--- BEGIN Extracted material ---

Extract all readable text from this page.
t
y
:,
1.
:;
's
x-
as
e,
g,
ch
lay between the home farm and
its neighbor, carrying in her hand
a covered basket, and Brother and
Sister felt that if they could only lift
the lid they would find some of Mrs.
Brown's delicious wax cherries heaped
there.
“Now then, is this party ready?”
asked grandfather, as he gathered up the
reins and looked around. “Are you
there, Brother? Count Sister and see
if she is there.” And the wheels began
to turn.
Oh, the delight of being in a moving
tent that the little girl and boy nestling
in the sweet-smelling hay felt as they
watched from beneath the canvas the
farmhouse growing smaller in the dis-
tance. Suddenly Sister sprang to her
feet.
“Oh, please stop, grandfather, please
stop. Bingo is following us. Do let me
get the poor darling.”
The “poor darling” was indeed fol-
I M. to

--- END Extracted material ---

> What to work on:
From the entries above, return each line with the word "Sister" in it.

> Task result:
Sister felt that if they could only lift
there, Brother? Count Sister and see
tance. Suddenly Sister sprang to her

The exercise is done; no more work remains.